(Goal): List each line holding the string "device".

Stored records:
■ ■ ■ ■
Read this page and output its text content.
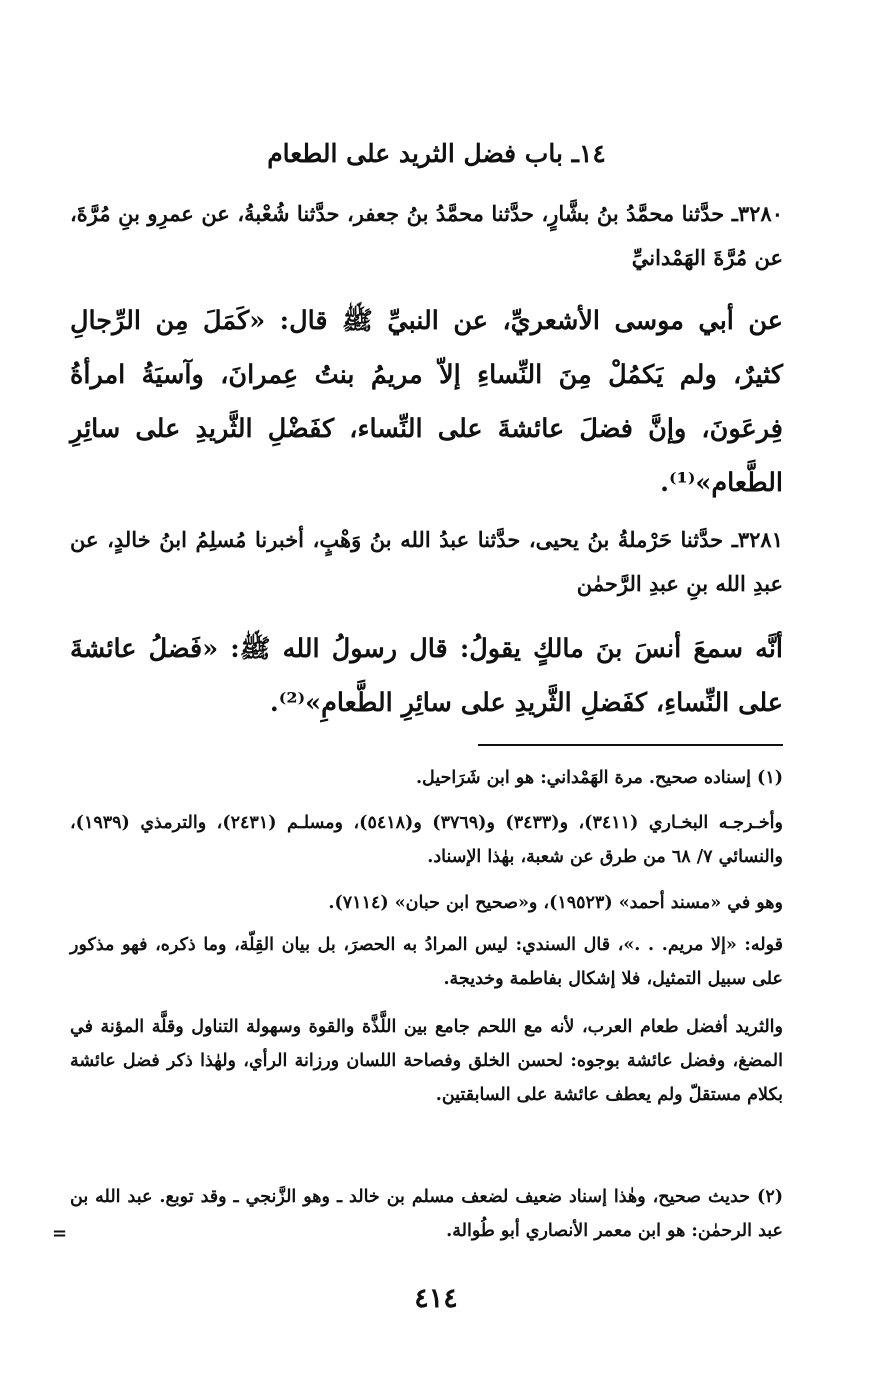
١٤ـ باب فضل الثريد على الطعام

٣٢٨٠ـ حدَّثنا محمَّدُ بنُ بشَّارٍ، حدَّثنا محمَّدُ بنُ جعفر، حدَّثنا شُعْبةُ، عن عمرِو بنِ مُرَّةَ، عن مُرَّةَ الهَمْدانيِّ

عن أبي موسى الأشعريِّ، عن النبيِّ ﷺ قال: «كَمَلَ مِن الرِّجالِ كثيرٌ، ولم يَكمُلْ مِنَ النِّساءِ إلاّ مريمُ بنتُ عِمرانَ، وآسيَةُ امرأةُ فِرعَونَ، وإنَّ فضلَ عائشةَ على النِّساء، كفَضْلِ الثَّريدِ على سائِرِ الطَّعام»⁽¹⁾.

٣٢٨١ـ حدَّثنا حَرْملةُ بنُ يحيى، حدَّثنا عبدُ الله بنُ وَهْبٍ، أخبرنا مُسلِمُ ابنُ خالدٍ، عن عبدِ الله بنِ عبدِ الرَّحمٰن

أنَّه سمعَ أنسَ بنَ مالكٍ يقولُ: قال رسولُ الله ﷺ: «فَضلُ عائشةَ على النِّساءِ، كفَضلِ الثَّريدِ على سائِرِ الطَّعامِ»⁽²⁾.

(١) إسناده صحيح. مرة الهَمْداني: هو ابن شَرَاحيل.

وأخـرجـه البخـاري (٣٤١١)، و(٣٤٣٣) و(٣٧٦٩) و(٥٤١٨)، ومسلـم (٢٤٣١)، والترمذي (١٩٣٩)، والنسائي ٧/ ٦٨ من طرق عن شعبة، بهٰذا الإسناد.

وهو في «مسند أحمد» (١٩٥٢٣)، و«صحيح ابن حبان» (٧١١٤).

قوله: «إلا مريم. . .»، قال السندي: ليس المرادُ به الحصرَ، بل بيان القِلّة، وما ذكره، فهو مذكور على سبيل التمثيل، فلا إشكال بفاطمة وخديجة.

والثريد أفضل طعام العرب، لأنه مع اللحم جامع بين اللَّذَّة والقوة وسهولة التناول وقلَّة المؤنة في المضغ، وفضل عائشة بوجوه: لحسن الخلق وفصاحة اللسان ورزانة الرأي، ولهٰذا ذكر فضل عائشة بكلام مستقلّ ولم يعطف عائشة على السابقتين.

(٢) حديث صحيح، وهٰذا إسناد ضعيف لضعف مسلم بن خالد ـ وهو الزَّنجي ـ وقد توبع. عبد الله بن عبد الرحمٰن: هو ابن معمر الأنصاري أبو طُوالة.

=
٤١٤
■ ■ ■ ■
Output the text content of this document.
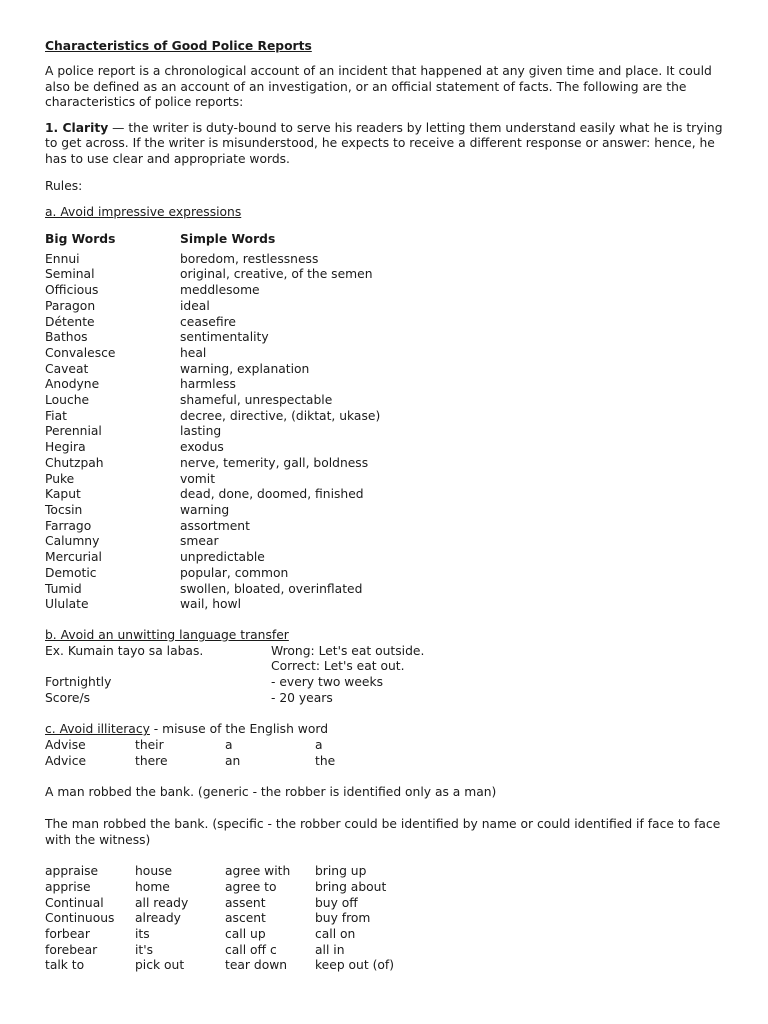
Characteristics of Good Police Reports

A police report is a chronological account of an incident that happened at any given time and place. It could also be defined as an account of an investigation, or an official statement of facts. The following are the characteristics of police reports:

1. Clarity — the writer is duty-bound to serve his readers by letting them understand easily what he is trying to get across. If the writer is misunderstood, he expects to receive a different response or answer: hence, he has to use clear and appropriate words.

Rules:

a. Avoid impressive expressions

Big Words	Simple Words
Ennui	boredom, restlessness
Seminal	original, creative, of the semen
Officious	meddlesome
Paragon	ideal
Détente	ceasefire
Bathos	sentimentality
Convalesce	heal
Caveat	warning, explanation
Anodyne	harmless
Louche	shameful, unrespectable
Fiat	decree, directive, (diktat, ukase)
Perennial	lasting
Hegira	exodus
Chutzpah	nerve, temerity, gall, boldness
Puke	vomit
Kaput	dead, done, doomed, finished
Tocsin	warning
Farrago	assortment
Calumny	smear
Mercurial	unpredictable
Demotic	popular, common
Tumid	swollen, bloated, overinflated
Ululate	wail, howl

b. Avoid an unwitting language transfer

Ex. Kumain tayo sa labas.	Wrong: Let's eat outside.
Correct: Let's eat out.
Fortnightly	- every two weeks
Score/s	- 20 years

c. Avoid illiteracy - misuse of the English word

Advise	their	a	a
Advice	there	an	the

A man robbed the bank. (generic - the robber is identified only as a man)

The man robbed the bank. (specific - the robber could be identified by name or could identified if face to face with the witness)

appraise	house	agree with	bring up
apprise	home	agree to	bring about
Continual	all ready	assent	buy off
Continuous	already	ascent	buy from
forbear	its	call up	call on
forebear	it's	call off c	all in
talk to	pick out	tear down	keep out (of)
■ ■ ■ ■
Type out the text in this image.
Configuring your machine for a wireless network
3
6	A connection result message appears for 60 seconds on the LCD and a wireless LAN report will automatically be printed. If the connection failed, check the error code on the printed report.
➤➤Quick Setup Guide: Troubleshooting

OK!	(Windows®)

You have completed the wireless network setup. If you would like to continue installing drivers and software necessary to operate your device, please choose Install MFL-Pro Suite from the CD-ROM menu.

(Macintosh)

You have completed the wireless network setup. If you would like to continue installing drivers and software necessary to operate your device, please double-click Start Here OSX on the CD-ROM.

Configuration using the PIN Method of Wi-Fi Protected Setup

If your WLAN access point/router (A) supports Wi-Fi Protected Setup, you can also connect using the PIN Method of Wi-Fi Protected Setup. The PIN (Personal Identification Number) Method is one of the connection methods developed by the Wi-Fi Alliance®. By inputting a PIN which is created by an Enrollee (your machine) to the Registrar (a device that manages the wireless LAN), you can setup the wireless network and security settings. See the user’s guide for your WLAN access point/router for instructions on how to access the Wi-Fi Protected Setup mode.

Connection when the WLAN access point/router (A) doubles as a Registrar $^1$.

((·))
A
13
■ ■ ■ ■
(Right answer):
You have completed the wireless network setup. If you would like to continue installing drivers and software necessary to operate your device, please choose Install MFL-Pro Suite from the CD-ROM menu.
You have completed the wireless network setup. If you would like to continue installing drivers and software necessary to operate your device, please double-click Start Here OSX on the CD-ROM.
If your WLAN access point/router (A) supports Wi-Fi Protected Setup, you can also connect using the PIN Method of Wi-Fi Protected Setup. The PIN (Personal Identification Number) Method is one of the connection methods developed by the Wi-Fi Alliance®. By inputting a PIN which is created by an Enrollee (your machine) to the Registrar (a device that manages the wireless LAN), you can setup the wireless network and security settings. See the user’s guide for your WLAN access point/router for instructions on how to access the Wi-Fi Protected Setup mode.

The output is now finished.